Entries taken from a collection
------

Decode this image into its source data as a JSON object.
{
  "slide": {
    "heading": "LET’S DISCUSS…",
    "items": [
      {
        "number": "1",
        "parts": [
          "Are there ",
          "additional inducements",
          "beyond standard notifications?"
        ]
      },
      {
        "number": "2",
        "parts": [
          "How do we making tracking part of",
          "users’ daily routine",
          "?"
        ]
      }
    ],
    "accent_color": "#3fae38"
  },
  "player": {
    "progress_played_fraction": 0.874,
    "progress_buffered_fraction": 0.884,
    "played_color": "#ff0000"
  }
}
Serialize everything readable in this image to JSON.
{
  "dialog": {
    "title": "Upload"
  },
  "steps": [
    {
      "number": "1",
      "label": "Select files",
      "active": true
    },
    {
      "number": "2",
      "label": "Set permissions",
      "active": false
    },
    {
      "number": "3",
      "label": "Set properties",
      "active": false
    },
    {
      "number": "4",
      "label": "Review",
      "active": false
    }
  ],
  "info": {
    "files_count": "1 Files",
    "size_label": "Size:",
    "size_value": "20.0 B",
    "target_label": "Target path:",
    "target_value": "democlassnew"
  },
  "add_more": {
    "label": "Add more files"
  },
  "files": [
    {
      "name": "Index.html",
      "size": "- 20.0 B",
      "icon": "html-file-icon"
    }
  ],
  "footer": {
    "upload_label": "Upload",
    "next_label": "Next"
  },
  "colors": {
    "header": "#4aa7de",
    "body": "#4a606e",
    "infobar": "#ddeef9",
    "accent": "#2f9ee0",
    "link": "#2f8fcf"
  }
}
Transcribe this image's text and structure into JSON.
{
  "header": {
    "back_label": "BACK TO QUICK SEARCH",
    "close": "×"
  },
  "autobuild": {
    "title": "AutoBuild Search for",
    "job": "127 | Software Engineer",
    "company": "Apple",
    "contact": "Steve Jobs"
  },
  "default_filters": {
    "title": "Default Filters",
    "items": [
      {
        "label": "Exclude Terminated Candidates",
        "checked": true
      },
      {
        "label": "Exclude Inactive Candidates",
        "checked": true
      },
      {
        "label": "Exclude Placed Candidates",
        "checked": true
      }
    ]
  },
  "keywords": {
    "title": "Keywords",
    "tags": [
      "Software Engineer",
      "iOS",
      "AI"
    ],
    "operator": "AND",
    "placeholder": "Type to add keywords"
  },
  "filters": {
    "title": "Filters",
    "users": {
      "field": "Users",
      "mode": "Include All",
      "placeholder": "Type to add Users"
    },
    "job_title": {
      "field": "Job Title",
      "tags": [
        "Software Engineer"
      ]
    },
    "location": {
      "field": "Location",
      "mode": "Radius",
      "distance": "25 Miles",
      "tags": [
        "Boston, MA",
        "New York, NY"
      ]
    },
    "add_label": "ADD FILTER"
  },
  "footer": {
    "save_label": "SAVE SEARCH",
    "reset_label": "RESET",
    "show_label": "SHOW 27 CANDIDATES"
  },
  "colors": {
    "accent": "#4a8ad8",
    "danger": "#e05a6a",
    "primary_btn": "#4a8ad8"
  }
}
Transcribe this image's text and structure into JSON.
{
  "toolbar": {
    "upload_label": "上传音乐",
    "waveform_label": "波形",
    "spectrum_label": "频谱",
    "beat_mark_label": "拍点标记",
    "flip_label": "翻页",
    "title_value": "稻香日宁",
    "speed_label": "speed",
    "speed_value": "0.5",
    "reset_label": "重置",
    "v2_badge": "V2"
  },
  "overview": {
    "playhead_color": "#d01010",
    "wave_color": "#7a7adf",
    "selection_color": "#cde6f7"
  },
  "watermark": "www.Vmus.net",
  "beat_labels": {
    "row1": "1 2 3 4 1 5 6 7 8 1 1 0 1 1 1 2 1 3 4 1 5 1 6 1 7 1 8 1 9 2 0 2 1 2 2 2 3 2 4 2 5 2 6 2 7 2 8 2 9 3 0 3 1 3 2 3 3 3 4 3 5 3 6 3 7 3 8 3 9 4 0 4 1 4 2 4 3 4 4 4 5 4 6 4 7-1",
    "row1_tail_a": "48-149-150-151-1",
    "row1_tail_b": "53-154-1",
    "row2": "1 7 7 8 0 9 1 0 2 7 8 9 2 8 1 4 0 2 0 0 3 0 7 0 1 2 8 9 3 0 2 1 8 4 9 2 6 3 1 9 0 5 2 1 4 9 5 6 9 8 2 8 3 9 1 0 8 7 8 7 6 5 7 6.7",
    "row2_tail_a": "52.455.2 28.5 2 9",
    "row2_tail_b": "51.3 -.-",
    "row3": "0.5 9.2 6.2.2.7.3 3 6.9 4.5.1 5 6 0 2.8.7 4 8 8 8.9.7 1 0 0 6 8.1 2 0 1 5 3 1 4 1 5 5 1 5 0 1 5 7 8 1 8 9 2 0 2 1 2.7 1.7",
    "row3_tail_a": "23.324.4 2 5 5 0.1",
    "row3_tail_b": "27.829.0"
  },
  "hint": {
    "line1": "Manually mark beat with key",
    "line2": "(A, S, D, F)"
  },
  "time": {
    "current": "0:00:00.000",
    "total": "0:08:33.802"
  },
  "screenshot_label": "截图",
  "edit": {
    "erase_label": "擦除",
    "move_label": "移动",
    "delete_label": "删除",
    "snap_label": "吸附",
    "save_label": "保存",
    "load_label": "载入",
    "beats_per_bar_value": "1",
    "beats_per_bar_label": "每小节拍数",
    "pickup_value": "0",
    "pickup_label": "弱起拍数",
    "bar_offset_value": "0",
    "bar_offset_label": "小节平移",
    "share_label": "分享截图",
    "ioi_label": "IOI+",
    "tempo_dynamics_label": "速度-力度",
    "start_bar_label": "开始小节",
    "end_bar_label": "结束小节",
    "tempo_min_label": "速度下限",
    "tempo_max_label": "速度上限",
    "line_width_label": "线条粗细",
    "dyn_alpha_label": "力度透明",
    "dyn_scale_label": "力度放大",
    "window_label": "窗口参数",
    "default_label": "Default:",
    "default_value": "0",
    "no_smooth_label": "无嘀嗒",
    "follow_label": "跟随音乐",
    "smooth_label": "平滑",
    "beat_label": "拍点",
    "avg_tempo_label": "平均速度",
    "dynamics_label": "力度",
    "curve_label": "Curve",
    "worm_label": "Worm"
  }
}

------

Your goal: Transcribe all the entries, keeping each one exactly as it is.

The solution:
Decode this image into its source data as a JSON object.
{
  "slide": {
    "heading": "LET’S DISCUSS…",
    "items": [
      {
        "number": "1",
        "parts": [
          "Are there ",
          "additional inducements",
          "beyond standard notifications?"
        ]
      },
      {
        "number": "2",
        "parts": [
          "How do we making tracking part of",
          "users’ daily routine",
          "?"
        ]
      }
    ],
    "accent_color": "#3fae38"
  },
  "player": {
    "progress_played_fraction": 0.874,
    "progress_buffered_fraction": 0.884,
    "played_color": "#ff0000"
  }
}
Serialize everything readable in this image to JSON.
{
  "dialog": {
    "title": "Upload"
  },
  "steps": [
    {
      "number": "1",
      "label": "Select files",
      "active": true
    },
    {
      "number": "2",
      "label": "Set permissions",
      "active": false
    },
    {
      "number": "3",
      "label": "Set properties",
      "active": false
    },
    {
      "number": "4",
      "label": "Review",
      "active": false
    }
  ],
  "info": {
    "files_count": "1 Files",
    "size_label": "Size:",
    "size_value": "20.0 B",
    "target_label": "Target path:",
    "target_value": "democlassnew"
  },
  "add_more": {
    "label": "Add more files"
  },
  "files": [
    {
      "name": "Index.html",
      "size": "- 20.0 B",
      "icon": "html-file-icon"
    }
  ],
  "footer": {
    "upload_label": "Upload",
    "next_label": "Next"
  },
  "colors": {
    "header": "#4aa7de",
    "body": "#4a606e",
    "infobar": "#ddeef9",
    "accent": "#2f9ee0",
    "link": "#2f8fcf"
  }
}
Transcribe this image's text and structure into JSON.
{
  "header": {
    "back_label": "BACK TO QUICK SEARCH",
    "close": "×"
  },
  "autobuild": {
    "title": "AutoBuild Search for",
    "job": "127 | Software Engineer",
    "company": "Apple",
    "contact": "Steve Jobs"
  },
  "default_filters": {
    "title": "Default Filters",
    "items": [
      {
        "label": "Exclude Terminated Candidates",
        "checked": true
      },
      {
        "label": "Exclude Inactive Candidates",
        "checked": true
      },
      {
        "label": "Exclude Placed Candidates",
        "checked": true
      }
    ]
  },
  "keywords": {
    "title": "Keywords",
    "tags": [
      "Software Engineer",
      "iOS",
      "AI"
    ],
    "operator": "AND",
    "placeholder": "Type to add keywords"
  },
  "filters": {
    "title": "Filters",
    "users": {
      "field": "Users",
      "mode": "Include All",
      "placeholder": "Type to add Users"
    },
    "job_title": {
      "field": "Job Title",
      "tags": [
        "Software Engineer"
      ]
    },
    "location": {
      "field": "Location",
      "mode": "Radius",
      "distance": "25 Miles",
      "tags": [
        "Boston, MA",
        "New York, NY"
      ]
    },
    "add_label": "ADD FILTER"
  },
  "footer": {
    "save_label": "SAVE SEARCH",
    "reset_label": "RESET",
    "show_label": "SHOW 27 CANDIDATES"
  },
  "colors": {
    "accent": "#4a8ad8",
    "danger": "#e05a6a",
    "primary_btn": "#4a8ad8"
  }
}
Transcribe this image's text and structure into JSON.
{
  "toolbar": {
    "upload_label": "上传音乐",
    "waveform_label": "波形",
    "spectrum_label": "频谱",
    "beat_mark_label": "拍点标记",
    "flip_label": "翻页",
    "title_value": "稻香日宁",
    "speed_label": "speed",
    "speed_value": "0.5",
    "reset_label": "重置",
    "v2_badge": "V2"
  },
  "overview": {
    "playhead_color": "#d01010",
    "wave_color": "#7a7adf",
    "selection_color": "#cde6f7"
  },
  "watermark": "www.Vmus.net",
  "beat_labels": {
    "row1": "1 2 3 4 1 5 6 7 8 1 1 0 1 1 1 2 1 3 4 1 5 1 6 1 7 1 8 1 9 2 0 2 1 2 2 2 3 2 4 2 5 2 6 2 7 2 8 2 9 3 0 3 1 3 2 3 3 3 4 3 5 3 6 3 7 3 8 3 9 4 0 4 1 4 2 4 3 4 4 4 5 4 6 4 7-1",
    "row1_tail_a": "48-149-150-151-1",
    "row1_tail_b": "53-154-1",
    "row2": "1 7 7 8 0 9 1 0 2 7 8 9 2 8 1 4 0 2 0 0 3 0 7 0 1 2 8 9 3 0 2 1 8 4 9 2 6 3 1 9 0 5 2 1 4 9 5 6 9 8 2 8 3 9 1 0 8 7 8 7 6 5 7 6.7",
    "row2_tail_a": "52.455.2 28.5 2 9",
    "row2_tail_b": "51.3 -.-",
    "row3": "0.5 9.2 6.2.2.7.3 3 6.9 4.5.1 5 6 0 2.8.7 4 8 8 8.9.7 1 0 0 6 8.1 2 0 1 5 3 1 4 1 5 5 1 5 0 1 5 7 8 1 8 9 2 0 2 1 2.7 1.7",
    "row3_tail_a": "23.324.4 2 5 5 0.1",
    "row3_tail_b": "27.829.0"
  },
  "hint": {
    "line1": "Manually mark beat with key",
    "line2": "(A, S, D, F)"
  },
  "time": {
    "current": "0:00:00.000",
    "total": "0:08:33.802"
  },
  "screenshot_label": "截图",
  "edit": {
    "erase_label": "擦除",
    "move_label": "移动",
    "delete_label": "删除",
    "snap_label": "吸附",
    "save_label": "保存",
    "load_label": "载入",
    "beats_per_bar_value": "1",
    "beats_per_bar_label": "每小节拍数",
    "pickup_value": "0",
    "pickup_label": "弱起拍数",
    "bar_offset_value": "0",
    "bar_offset_label": "小节平移",
    "share_label": "分享截图",
    "ioi_label": "IOI+",
    "tempo_dynamics_label": "速度-力度",
    "start_bar_label": "开始小节",
    "end_bar_label": "结束小节",
    "tempo_min_label": "速度下限",
    "tempo_max_label": "速度上限",
    "line_width_label": "线条粗细",
    "dyn_alpha_label": "力度透明",
    "dyn_scale_label": "力度放大",
    "window_label": "窗口参数",
    "default_label": "Default:",
    "default_value": "0",
    "no_smooth_label": "无嘀嗒",
    "follow_label": "跟随音乐",
    "smooth_label": "平滑",
    "beat_label": "拍点",
    "avg_tempo_label": "平均速度",
    "dynamics_label": "力度",
    "curve_label": "Curve",
    "worm_label": "Worm"
  }
}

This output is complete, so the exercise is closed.